The request: Produce a verbatim copy of the entries listed below.

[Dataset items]
______________________________

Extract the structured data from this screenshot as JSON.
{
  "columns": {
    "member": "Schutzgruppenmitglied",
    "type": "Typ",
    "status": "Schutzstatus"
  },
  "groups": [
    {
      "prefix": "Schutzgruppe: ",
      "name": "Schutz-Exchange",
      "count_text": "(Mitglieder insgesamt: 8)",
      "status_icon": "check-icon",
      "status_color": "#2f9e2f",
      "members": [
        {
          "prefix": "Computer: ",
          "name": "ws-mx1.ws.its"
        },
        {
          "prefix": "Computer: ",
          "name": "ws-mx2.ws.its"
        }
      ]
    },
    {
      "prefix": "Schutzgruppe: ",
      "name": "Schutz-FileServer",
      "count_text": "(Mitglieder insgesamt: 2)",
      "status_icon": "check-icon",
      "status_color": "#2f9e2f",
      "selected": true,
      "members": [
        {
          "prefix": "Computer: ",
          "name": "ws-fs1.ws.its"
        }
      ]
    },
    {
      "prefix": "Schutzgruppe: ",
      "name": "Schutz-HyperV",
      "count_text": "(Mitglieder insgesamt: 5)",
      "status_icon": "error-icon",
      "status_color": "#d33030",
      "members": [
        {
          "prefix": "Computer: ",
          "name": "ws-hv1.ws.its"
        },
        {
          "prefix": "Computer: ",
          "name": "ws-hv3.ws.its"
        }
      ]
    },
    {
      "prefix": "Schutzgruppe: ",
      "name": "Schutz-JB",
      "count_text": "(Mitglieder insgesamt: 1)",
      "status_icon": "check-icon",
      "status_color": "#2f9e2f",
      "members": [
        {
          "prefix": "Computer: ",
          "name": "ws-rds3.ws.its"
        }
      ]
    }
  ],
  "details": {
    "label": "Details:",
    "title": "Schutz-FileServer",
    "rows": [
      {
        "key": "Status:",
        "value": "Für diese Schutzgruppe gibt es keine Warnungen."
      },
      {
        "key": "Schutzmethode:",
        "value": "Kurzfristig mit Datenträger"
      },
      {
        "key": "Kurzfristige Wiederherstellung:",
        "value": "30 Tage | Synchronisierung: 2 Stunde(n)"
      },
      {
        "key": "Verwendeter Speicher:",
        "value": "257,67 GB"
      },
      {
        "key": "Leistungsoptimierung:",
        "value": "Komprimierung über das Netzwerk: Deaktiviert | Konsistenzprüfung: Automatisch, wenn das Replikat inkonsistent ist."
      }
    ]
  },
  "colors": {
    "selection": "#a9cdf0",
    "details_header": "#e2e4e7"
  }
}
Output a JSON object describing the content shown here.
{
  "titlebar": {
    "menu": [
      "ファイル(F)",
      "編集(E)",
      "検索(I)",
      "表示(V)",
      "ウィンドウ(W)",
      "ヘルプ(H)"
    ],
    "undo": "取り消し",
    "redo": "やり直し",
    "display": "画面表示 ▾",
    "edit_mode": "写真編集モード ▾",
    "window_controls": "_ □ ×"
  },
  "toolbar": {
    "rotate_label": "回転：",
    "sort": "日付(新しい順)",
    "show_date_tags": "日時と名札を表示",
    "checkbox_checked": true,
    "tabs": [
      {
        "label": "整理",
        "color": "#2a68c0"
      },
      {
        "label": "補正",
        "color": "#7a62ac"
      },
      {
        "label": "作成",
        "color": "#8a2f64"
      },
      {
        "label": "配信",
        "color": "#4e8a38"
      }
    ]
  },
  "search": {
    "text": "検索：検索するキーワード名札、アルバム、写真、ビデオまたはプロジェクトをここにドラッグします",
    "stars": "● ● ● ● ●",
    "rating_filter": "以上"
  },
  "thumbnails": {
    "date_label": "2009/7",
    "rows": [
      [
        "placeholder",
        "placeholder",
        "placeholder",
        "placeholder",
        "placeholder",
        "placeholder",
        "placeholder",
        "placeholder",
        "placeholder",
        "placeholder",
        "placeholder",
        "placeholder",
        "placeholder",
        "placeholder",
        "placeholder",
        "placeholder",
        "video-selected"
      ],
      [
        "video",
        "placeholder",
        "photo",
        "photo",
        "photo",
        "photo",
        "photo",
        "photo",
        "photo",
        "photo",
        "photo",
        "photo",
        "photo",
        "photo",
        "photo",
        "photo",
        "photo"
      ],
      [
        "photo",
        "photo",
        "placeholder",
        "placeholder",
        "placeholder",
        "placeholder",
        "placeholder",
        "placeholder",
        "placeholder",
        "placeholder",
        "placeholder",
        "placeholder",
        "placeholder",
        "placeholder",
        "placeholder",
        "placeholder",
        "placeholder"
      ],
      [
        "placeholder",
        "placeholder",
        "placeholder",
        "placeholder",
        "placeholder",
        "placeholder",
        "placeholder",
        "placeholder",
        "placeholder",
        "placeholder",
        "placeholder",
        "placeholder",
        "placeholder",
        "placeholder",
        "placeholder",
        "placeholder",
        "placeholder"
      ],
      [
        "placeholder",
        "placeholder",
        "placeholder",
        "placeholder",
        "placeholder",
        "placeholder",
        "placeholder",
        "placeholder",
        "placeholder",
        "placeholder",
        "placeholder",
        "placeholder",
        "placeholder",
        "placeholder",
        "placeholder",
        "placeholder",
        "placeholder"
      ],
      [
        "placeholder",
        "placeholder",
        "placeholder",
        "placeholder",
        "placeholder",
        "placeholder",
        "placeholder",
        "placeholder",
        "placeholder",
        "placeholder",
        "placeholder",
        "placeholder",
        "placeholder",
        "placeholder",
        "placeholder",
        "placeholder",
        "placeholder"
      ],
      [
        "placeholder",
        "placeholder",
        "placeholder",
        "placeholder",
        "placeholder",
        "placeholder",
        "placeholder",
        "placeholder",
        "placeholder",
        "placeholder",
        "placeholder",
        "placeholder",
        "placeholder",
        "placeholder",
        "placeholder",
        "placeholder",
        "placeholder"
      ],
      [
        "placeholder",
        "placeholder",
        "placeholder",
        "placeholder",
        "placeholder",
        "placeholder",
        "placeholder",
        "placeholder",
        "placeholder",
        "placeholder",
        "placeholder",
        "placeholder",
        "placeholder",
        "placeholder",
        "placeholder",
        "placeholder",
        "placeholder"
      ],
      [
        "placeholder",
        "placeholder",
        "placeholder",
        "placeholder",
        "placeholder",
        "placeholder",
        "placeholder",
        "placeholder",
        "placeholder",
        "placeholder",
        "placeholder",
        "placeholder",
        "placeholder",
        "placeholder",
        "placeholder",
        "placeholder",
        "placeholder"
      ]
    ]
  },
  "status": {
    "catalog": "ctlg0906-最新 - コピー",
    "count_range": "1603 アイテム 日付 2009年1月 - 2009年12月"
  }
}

______________________________

Solution for this exercise:
Extract the structured data from this screenshot as JSON.
{
  "columns": {
    "member": "Schutzgruppenmitglied",
    "type": "Typ",
    "status": "Schutzstatus"
  },
  "groups": [
    {
      "prefix": "Schutzgruppe: ",
      "name": "Schutz-Exchange",
      "count_text": "(Mitglieder insgesamt: 8)",
      "status_icon": "check-icon",
      "status_color": "#2f9e2f",
      "members": [
        {
          "prefix": "Computer: ",
          "name": "ws-mx1.ws.its"
        },
        {
          "prefix": "Computer: ",
          "name": "ws-mx2.ws.its"
        }
      ]
    },
    {
      "prefix": "Schutzgruppe: ",
      "name": "Schutz-FileServer",
      "count_text": "(Mitglieder insgesamt: 2)",
      "status_icon": "check-icon",
      "status_color": "#2f9e2f",
      "selected": true,
      "members": [
        {
          "prefix": "Computer: ",
          "name": "ws-fs1.ws.its"
        }
      ]
    },
    {
      "prefix": "Schutzgruppe: ",
      "name": "Schutz-HyperV",
      "count_text": "(Mitglieder insgesamt: 5)",
      "status_icon": "error-icon",
      "status_color": "#d33030",
      "members": [
        {
          "prefix": "Computer: ",
          "name": "ws-hv1.ws.its"
        },
        {
          "prefix": "Computer: ",
          "name": "ws-hv3.ws.its"
        }
      ]
    },
    {
      "prefix": "Schutzgruppe: ",
      "name": "Schutz-JB",
      "count_text": "(Mitglieder insgesamt: 1)",
      "status_icon": "check-icon",
      "status_color": "#2f9e2f",
      "members": [
        {
          "prefix": "Computer: ",
          "name": "ws-rds3.ws.its"
        }
      ]
    }
  ],
  "details": {
    "label": "Details:",
    "title": "Schutz-FileServer",
    "rows": [
      {
        "key": "Status:",
        "value": "Für diese Schutzgruppe gibt es keine Warnungen."
      },
      {
        "key": "Schutzmethode:",
        "value": "Kurzfristig mit Datenträger"
      },
      {
        "key": "Kurzfristige Wiederherstellung:",
        "value": "30 Tage | Synchronisierung: 2 Stunde(n)"
      },
      {
        "key": "Verwendeter Speicher:",
        "value": "257,67 GB"
      },
      {
        "key": "Leistungsoptimierung:",
        "value": "Komprimierung über das Netzwerk: Deaktiviert | Konsistenzprüfung: Automatisch, wenn das Replikat inkonsistent ist."
      }
    ]
  },
  "colors": {
    "selection": "#a9cdf0",
    "details_header": "#e2e4e7"
  }
}
Output a JSON object describing the content shown here.
{
  "titlebar": {
    "menu": [
      "ファイル(F)",
      "編集(E)",
      "検索(I)",
      "表示(V)",
      "ウィンドウ(W)",
      "ヘルプ(H)"
    ],
    "undo": "取り消し",
    "redo": "やり直し",
    "display": "画面表示 ▾",
    "edit_mode": "写真編集モード ▾",
    "window_controls": "_ □ ×"
  },
  "toolbar": {
    "rotate_label": "回転：",
    "sort": "日付(新しい順)",
    "show_date_tags": "日時と名札を表示",
    "checkbox_checked": true,
    "tabs": [
      {
        "label": "整理",
        "color": "#2a68c0"
      },
      {
        "label": "補正",
        "color": "#7a62ac"
      },
      {
        "label": "作成",
        "color": "#8a2f64"
      },
      {
        "label": "配信",
        "color": "#4e8a38"
      }
    ]
  },
  "search": {
    "text": "検索：検索するキーワード名札、アルバム、写真、ビデオまたはプロジェクトをここにドラッグします",
    "stars": "● ● ● ● ●",
    "rating_filter": "以上"
  },
  "thumbnails": {
    "date_label": "2009/7",
    "rows": [
      [
        "placeholder",
        "placeholder",
        "placeholder",
        "placeholder",
        "placeholder",
        "placeholder",
        "placeholder",
        "placeholder",
        "placeholder",
        "placeholder",
        "placeholder",
        "placeholder",
        "placeholder",
        "placeholder",
        "placeholder",
        "placeholder",
        "video-selected"
      ],
      [
        "video",
        "placeholder",
        "photo",
        "photo",
        "photo",
        "photo",
        "photo",
        "photo",
        "photo",
        "photo",
        "photo",
        "photo",
        "photo",
        "photo",
        "photo",
        "photo",
        "photo"
      ],
      [
        "photo",
        "photo",
        "placeholder",
        "placeholder",
        "placeholder",
        "placeholder",
        "placeholder",
        "placeholder",
        "placeholder",
        "placeholder",
        "placeholder",
        "placeholder",
        "placeholder",
        "placeholder",
        "placeholder",
        "placeholder",
        "placeholder"
      ],
      [
        "placeholder",
        "placeholder",
        "placeholder",
        "placeholder",
        "placeholder",
        "placeholder",
        "placeholder",
        "placeholder",
        "placeholder",
        "placeholder",
        "placeholder",
        "placeholder",
        "placeholder",
        "placeholder",
        "placeholder",
        "placeholder",
        "placeholder"
      ],
      [
        "placeholder",
        "placeholder",
        "placeholder",
        "placeholder",
        "placeholder",
        "placeholder",
        "placeholder",
        "placeholder",
        "placeholder",
        "placeholder",
        "placeholder",
        "placeholder",
        "placeholder",
        "placeholder",
        "placeholder",
        "placeholder",
        "placeholder"
      ],
      [
        "placeholder",
        "placeholder",
        "placeholder",
        "placeholder",
        "placeholder",
        "placeholder",
        "placeholder",
        "placeholder",
        "placeholder",
        "placeholder",
        "placeholder",
        "placeholder",
        "placeholder",
        "placeholder",
        "placeholder",
        "placeholder",
        "placeholder"
      ],
      [
        "placeholder",
        "placeholder",
        "placeholder",
        "placeholder",
        "placeholder",
        "placeholder",
        "placeholder",
        "placeholder",
        "placeholder",
        "placeholder",
        "placeholder",
        "placeholder",
        "placeholder",
        "placeholder",
        "placeholder",
        "placeholder",
        "placeholder"
      ],
      [
        "placeholder",
        "placeholder",
        "placeholder",
        "placeholder",
        "placeholder",
        "placeholder",
        "placeholder",
        "placeholder",
        "placeholder",
        "placeholder",
        "placeholder",
        "placeholder",
        "placeholder",
        "placeholder",
        "placeholder",
        "placeholder",
        "placeholder"
      ],
      [
        "placeholder",
        "placeholder",
        "placeholder",
        "placeholder",
        "placeholder",
        "placeholder",
        "placeholder",
        "placeholder",
        "placeholder",
        "placeholder",
        "placeholder",
        "placeholder",
        "placeholder",
        "placeholder",
        "placeholder",
        "placeholder",
        "placeholder"
      ]
    ]
  },
  "status": {
    "catalog": "ctlg0906-最新 - コピー",
    "count_range": "1603 アイテム 日付 2009年1月 - 2009年12月"
  }
}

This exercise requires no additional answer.